Required work: Collect all the lines that mention the word "nPeatland".
start Supplied records
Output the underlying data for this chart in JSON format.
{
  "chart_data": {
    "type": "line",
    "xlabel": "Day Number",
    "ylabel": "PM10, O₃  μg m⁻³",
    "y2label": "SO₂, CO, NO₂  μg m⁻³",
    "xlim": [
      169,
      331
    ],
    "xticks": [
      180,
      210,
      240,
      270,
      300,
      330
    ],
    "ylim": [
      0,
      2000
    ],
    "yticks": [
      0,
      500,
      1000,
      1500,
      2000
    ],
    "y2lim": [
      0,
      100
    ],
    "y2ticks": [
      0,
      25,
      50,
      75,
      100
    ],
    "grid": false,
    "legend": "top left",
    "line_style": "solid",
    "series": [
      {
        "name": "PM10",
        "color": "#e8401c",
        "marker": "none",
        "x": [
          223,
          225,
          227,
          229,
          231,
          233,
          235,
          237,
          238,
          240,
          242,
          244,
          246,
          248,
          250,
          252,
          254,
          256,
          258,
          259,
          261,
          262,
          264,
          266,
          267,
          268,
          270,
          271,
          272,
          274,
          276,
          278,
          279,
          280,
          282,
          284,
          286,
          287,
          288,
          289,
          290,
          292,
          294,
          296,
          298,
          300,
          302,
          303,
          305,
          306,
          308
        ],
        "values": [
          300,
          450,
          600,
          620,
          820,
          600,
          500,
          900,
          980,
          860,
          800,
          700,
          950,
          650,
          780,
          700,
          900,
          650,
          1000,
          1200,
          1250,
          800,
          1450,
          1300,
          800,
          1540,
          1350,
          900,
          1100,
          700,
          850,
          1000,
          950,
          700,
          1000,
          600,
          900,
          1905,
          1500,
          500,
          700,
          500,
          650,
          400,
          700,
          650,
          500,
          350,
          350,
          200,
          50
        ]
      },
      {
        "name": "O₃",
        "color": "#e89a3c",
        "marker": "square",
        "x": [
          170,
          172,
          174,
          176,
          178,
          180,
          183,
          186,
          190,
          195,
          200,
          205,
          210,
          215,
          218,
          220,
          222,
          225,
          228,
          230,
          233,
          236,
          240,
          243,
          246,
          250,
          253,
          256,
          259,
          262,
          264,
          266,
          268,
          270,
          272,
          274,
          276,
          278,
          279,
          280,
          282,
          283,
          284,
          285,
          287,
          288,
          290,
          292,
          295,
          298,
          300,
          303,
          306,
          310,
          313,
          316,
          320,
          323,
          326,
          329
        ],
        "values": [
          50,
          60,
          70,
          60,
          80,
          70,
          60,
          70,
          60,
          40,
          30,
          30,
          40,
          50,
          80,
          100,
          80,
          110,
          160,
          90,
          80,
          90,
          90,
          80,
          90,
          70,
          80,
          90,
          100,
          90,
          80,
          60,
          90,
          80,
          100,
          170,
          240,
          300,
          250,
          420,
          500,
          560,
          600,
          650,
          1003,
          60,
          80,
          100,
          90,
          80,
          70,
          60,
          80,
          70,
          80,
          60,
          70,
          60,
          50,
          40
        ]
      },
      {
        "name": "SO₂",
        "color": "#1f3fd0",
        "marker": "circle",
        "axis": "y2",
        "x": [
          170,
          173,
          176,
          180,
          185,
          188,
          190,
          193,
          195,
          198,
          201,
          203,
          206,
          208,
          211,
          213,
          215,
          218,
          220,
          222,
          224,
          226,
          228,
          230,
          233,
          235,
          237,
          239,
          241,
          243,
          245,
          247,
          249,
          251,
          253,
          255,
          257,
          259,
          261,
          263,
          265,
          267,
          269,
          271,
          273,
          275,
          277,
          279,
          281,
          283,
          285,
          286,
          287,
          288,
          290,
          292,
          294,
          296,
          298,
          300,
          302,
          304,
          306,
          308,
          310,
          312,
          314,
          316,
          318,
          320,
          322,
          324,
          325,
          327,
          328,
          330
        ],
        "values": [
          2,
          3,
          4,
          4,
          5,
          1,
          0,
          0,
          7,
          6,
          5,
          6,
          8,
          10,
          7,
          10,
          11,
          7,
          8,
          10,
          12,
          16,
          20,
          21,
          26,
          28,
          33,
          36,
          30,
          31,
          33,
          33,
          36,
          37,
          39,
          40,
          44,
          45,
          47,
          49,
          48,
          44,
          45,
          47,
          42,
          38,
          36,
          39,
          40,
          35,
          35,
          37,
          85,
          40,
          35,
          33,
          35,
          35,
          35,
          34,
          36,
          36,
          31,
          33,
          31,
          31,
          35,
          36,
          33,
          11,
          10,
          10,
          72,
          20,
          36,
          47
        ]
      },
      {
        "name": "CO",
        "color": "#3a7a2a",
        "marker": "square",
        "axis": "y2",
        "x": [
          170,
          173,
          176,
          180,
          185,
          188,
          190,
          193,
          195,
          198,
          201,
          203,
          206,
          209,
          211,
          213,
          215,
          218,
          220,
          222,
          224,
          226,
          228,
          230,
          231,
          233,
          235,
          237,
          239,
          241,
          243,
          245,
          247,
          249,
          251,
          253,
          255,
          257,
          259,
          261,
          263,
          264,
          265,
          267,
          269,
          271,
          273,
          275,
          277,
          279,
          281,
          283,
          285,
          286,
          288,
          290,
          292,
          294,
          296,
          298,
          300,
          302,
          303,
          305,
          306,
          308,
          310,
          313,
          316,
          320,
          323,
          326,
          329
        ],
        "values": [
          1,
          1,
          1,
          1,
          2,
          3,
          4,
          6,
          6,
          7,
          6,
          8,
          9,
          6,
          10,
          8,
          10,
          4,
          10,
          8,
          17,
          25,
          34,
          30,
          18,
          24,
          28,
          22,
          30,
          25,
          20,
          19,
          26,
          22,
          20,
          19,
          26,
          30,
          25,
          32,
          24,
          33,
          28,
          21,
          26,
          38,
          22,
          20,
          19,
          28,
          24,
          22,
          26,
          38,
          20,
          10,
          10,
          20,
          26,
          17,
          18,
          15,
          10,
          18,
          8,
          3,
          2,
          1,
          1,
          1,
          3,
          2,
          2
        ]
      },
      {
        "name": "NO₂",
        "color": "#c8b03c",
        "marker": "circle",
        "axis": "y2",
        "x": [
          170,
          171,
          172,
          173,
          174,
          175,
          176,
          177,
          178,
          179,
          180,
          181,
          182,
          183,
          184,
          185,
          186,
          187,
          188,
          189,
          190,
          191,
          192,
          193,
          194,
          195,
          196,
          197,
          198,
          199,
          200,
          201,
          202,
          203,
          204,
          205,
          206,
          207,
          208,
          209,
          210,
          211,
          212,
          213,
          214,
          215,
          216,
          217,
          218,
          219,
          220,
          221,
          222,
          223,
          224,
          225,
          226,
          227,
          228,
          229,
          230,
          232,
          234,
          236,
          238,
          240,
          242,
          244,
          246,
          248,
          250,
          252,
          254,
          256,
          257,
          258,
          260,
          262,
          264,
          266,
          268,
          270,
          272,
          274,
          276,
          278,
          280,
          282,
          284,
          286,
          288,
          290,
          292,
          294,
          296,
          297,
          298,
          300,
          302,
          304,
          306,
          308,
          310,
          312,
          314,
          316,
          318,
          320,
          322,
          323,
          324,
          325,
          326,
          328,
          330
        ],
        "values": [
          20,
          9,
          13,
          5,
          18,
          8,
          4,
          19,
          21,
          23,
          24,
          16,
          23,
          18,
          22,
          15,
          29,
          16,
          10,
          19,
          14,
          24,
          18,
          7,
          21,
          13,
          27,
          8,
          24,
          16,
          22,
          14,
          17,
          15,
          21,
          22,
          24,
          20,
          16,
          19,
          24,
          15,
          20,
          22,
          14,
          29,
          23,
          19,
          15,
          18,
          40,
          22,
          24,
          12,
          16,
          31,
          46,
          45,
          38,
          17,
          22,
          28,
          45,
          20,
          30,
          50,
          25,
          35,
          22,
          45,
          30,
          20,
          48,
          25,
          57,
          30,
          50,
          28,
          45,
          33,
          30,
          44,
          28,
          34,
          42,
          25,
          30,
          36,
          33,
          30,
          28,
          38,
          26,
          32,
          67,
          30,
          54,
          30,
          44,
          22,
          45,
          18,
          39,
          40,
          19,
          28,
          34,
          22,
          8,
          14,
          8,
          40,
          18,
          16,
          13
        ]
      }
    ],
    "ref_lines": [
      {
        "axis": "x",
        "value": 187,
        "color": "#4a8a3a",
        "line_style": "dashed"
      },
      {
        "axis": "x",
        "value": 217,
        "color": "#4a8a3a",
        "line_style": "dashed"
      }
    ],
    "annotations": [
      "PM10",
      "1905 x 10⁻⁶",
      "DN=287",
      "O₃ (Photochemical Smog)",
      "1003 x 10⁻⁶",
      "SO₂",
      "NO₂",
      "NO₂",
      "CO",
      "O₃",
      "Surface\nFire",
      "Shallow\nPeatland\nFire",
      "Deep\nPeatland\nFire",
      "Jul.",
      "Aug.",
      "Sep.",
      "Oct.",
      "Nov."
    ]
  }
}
end Supplied records
Full answer:
      "Shallow\nPeatland\nFire",
      "Deep\nPeatland\nFire",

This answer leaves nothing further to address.